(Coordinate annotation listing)

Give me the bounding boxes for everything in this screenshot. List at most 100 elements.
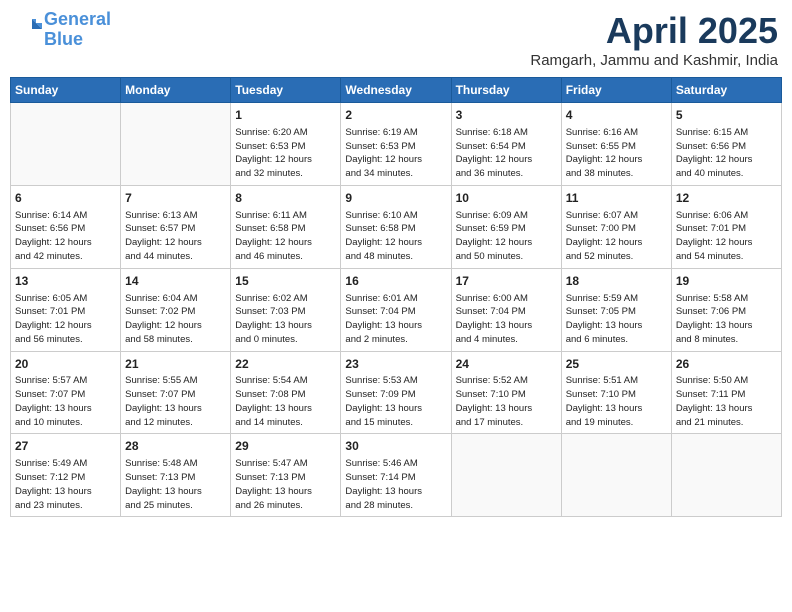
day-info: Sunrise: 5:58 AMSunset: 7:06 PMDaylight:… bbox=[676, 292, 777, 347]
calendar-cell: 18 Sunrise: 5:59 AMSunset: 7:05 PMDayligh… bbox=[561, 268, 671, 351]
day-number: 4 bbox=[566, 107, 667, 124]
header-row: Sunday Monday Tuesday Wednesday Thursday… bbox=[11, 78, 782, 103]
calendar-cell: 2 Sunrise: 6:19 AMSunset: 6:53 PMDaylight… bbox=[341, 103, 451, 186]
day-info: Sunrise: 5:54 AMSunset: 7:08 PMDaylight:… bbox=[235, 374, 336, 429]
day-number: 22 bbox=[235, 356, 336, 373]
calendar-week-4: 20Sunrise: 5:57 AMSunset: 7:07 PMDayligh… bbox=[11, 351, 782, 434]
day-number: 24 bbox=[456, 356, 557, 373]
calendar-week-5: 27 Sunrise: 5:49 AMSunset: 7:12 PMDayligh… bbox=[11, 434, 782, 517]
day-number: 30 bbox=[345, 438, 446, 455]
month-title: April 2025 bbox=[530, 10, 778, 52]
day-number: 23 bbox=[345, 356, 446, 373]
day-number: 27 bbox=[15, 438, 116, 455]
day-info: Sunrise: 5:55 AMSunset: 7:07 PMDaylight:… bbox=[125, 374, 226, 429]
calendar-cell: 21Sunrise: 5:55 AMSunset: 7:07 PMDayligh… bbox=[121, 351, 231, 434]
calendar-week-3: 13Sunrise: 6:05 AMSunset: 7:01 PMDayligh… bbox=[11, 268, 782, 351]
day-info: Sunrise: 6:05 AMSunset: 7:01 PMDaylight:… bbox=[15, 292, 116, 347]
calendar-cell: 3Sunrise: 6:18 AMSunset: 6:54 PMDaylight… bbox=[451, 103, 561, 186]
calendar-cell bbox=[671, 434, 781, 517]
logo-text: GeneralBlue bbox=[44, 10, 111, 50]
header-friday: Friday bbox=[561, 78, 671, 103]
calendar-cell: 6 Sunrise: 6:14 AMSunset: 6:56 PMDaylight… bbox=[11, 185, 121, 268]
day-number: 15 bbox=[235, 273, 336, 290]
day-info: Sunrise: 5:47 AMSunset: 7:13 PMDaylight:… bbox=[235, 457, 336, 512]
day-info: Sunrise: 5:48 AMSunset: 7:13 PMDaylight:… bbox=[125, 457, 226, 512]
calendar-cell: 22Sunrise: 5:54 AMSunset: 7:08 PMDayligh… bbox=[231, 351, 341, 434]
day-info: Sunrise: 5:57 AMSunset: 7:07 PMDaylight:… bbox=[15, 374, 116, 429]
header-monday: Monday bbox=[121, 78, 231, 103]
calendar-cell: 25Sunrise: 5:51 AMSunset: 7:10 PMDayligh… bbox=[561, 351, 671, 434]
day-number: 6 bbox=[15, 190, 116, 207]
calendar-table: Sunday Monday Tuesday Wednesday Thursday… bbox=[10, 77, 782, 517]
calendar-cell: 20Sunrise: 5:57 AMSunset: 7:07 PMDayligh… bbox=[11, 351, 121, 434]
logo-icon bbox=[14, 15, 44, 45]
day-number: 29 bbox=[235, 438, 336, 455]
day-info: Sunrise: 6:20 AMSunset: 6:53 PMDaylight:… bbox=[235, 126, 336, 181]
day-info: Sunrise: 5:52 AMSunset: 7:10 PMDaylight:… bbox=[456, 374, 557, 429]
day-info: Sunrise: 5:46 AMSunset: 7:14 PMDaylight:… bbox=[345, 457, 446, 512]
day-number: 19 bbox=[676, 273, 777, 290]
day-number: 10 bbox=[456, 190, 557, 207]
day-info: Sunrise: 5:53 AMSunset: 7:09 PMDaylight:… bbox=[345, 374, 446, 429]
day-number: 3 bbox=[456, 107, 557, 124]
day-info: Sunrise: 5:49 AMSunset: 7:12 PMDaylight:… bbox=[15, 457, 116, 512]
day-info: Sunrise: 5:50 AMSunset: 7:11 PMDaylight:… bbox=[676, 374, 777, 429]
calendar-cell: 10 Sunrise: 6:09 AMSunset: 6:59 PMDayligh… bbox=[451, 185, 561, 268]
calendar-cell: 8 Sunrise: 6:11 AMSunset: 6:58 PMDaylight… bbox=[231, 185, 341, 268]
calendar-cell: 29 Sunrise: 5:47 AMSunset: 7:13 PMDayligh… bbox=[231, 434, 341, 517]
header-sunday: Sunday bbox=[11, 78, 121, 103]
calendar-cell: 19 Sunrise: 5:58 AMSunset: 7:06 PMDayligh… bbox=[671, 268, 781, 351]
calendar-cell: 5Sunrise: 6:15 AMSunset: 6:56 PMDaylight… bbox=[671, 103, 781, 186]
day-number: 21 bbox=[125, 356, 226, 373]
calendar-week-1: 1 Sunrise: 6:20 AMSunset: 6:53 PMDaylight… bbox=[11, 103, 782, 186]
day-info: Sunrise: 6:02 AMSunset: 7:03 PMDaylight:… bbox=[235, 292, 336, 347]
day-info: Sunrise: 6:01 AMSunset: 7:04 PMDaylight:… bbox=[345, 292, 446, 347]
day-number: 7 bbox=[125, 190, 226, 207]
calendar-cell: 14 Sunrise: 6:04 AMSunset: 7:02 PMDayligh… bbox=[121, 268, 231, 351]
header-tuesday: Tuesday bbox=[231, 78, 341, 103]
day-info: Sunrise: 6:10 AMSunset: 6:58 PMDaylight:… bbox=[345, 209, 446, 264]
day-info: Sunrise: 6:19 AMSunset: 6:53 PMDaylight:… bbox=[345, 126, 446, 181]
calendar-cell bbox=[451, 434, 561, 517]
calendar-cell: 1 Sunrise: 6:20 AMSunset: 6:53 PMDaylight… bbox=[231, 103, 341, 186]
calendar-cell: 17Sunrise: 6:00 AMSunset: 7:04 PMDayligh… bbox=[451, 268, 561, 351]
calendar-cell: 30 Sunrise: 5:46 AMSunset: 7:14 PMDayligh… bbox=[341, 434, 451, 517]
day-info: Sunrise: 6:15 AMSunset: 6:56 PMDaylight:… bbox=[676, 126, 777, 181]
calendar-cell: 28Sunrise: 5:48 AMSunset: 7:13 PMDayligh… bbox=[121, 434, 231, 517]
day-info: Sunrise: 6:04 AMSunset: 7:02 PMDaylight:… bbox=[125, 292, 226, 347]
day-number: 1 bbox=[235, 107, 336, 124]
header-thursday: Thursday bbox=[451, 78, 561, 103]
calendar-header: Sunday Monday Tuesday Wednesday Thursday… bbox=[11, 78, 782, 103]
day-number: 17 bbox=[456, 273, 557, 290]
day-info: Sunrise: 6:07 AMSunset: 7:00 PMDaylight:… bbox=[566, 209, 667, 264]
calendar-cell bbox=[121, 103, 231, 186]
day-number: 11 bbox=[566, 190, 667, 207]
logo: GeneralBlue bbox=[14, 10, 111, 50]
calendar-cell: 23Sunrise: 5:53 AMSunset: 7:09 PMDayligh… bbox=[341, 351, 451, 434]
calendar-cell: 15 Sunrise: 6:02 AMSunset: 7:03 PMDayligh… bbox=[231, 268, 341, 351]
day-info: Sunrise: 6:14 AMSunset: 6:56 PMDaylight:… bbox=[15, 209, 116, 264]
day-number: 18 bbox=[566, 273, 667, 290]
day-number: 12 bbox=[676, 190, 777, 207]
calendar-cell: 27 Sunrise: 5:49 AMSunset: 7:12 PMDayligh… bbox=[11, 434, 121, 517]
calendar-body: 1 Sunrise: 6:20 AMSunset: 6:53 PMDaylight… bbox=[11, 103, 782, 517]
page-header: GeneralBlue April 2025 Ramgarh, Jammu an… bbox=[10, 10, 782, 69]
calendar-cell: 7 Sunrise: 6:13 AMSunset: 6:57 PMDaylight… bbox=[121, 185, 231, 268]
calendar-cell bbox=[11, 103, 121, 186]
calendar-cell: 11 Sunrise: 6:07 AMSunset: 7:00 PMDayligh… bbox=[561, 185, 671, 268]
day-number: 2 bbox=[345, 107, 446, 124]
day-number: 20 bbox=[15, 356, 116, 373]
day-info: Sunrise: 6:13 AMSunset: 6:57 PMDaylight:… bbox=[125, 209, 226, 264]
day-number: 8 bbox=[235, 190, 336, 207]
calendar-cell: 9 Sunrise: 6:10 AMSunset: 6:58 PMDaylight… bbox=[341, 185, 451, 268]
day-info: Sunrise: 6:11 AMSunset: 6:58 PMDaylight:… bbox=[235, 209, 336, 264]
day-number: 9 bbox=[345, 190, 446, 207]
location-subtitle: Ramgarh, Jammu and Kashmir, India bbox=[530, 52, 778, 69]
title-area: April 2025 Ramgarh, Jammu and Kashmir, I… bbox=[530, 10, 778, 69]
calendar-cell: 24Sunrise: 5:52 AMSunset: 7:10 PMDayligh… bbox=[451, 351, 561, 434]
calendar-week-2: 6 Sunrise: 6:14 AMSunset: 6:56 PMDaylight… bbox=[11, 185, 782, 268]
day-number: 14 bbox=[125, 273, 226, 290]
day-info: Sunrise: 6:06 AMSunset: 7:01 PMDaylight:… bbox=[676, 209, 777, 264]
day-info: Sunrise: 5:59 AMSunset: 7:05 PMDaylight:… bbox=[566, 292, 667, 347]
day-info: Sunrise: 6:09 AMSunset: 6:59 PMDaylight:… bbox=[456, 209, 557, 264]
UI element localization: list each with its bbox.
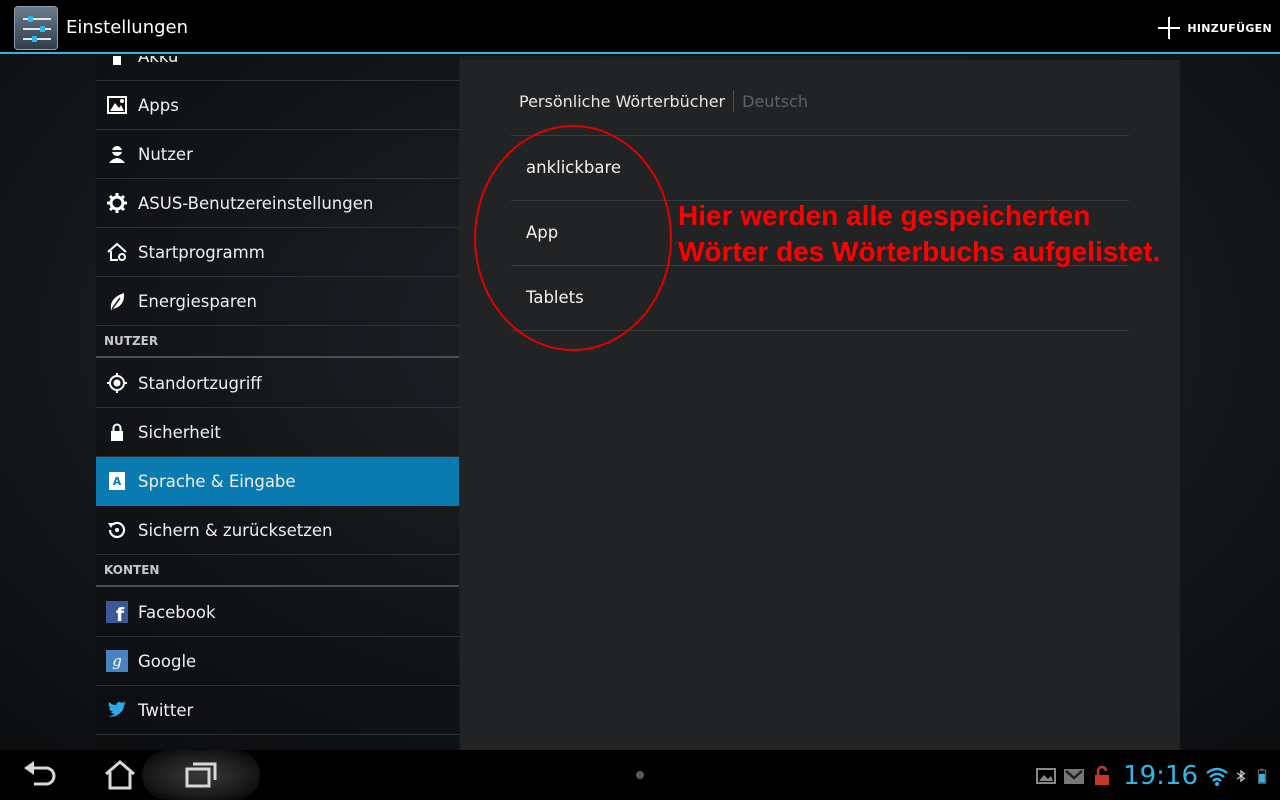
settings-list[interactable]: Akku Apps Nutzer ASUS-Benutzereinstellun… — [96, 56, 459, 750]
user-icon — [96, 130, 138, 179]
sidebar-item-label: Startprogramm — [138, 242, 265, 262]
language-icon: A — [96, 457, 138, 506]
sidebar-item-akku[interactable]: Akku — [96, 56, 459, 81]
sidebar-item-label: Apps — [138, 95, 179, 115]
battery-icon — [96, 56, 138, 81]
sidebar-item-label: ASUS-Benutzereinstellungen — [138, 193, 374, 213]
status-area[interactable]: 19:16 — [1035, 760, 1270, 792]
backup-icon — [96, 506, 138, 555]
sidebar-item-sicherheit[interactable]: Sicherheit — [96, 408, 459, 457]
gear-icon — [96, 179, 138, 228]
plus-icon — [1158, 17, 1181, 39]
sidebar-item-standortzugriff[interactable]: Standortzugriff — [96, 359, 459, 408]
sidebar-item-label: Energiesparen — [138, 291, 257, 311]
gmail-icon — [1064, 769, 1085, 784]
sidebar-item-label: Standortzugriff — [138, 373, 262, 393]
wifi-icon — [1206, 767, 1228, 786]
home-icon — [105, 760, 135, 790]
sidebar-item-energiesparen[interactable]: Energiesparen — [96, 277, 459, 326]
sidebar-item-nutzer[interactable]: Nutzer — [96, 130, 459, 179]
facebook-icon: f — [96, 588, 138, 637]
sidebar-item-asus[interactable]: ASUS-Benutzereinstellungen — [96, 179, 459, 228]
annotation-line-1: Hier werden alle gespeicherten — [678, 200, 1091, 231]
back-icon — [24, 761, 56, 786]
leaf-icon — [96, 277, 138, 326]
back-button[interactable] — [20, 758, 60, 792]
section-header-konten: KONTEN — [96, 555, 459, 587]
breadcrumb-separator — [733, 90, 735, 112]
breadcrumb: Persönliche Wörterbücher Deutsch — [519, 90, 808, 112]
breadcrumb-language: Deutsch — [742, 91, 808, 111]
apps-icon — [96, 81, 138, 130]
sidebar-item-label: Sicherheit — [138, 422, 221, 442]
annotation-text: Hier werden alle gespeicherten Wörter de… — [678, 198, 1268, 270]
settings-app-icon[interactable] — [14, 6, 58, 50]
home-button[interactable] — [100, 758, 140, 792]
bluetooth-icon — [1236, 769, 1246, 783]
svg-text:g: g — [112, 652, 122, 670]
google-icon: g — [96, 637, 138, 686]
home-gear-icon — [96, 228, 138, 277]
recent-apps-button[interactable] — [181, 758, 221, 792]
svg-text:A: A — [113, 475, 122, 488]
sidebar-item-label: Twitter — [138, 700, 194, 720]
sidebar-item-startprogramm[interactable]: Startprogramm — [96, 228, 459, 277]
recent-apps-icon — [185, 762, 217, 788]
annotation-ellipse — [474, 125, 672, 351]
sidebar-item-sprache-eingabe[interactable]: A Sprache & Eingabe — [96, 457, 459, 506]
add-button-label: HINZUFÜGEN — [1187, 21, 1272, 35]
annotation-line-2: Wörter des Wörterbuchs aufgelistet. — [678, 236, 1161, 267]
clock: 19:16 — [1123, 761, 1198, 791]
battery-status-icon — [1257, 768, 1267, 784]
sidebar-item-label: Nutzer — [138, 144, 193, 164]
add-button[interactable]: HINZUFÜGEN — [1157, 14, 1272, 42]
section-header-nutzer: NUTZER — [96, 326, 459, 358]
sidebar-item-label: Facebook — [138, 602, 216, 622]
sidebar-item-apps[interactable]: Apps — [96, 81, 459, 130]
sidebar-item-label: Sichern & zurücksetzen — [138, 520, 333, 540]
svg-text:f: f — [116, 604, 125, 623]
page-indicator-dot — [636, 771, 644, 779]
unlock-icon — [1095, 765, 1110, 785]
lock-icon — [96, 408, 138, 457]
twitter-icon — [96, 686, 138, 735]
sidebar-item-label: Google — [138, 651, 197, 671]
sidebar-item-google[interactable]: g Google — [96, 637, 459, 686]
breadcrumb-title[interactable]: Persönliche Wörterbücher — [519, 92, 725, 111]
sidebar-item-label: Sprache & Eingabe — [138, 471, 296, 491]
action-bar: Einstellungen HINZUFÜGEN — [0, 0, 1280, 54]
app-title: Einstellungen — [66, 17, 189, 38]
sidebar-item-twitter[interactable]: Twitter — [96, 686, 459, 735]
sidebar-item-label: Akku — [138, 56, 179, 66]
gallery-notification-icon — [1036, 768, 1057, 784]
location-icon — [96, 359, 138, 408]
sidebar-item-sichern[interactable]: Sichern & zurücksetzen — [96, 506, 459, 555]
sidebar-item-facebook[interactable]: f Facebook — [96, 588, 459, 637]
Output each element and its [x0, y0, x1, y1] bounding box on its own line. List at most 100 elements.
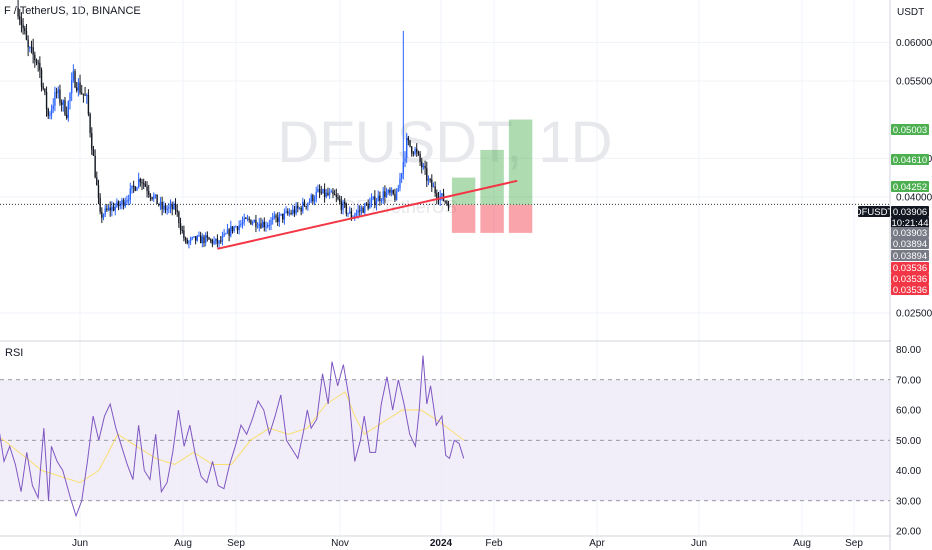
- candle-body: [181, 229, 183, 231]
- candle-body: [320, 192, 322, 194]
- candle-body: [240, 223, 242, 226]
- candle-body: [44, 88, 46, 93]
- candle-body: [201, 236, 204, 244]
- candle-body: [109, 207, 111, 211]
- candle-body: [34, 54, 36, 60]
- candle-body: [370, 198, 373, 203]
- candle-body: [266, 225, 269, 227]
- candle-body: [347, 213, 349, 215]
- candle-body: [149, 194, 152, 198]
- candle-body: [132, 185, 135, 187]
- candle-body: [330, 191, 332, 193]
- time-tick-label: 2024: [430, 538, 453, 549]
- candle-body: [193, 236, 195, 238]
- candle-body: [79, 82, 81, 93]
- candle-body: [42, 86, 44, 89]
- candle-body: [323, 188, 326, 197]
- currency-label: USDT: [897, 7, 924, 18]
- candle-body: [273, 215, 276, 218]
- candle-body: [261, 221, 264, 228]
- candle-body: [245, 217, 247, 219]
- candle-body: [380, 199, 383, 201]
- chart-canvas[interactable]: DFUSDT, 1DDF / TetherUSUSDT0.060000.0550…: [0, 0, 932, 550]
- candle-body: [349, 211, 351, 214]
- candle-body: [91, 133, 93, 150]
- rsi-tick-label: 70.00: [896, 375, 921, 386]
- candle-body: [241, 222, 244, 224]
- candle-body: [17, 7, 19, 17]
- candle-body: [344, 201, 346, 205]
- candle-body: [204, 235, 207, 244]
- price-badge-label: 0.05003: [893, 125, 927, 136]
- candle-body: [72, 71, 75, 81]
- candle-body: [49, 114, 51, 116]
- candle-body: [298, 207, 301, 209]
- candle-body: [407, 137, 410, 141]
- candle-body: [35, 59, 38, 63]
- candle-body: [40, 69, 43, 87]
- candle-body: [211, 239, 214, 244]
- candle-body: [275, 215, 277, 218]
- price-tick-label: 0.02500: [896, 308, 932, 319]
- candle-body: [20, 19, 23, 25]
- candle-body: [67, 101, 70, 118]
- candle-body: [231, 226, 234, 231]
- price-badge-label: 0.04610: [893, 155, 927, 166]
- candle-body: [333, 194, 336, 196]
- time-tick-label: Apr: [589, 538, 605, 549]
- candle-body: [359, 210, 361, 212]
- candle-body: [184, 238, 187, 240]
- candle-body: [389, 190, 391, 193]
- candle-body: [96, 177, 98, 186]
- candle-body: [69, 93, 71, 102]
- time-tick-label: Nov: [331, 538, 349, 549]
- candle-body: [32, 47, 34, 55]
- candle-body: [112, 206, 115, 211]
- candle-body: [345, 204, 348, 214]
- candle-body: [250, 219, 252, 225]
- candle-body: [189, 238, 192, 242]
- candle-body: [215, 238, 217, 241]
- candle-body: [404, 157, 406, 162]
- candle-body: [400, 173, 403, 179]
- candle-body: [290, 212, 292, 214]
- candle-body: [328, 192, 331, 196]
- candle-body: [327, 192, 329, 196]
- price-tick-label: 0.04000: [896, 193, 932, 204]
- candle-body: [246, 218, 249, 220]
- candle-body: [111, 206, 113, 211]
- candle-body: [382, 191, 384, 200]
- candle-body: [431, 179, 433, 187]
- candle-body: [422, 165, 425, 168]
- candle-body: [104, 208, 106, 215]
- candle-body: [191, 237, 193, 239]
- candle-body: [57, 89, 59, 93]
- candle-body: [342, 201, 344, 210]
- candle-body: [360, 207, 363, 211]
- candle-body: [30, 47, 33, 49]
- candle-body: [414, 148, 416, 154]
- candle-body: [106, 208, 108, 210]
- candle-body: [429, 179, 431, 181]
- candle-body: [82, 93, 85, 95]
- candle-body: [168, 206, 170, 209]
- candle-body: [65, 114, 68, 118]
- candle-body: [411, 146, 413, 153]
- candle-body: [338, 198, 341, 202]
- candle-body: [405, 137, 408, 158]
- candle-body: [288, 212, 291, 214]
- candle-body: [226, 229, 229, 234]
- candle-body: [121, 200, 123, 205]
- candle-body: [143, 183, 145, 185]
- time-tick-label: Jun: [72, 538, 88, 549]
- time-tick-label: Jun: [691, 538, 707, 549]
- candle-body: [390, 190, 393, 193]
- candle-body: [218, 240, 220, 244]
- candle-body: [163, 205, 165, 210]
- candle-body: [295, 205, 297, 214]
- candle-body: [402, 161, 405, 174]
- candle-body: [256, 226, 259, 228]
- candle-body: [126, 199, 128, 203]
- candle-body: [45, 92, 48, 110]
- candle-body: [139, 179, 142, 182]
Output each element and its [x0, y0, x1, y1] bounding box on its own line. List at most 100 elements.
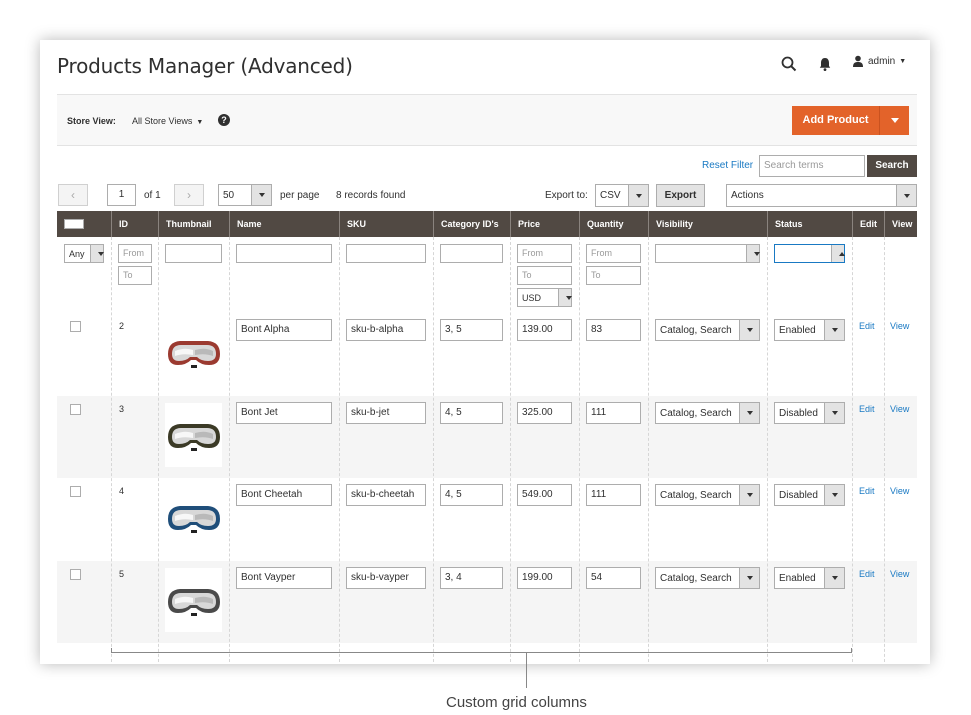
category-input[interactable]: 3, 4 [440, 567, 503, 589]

◆ Aim of the task ◆
Pull out every line of the listing above that contains the word "werden".

◆ Full output ◆
annotation-line-1: Hier werden alle gespeicherten — [678, 200, 1091, 231]
annotation-text: Hier werden alle gespeicherten Wörter de… — [678, 198, 1268, 270]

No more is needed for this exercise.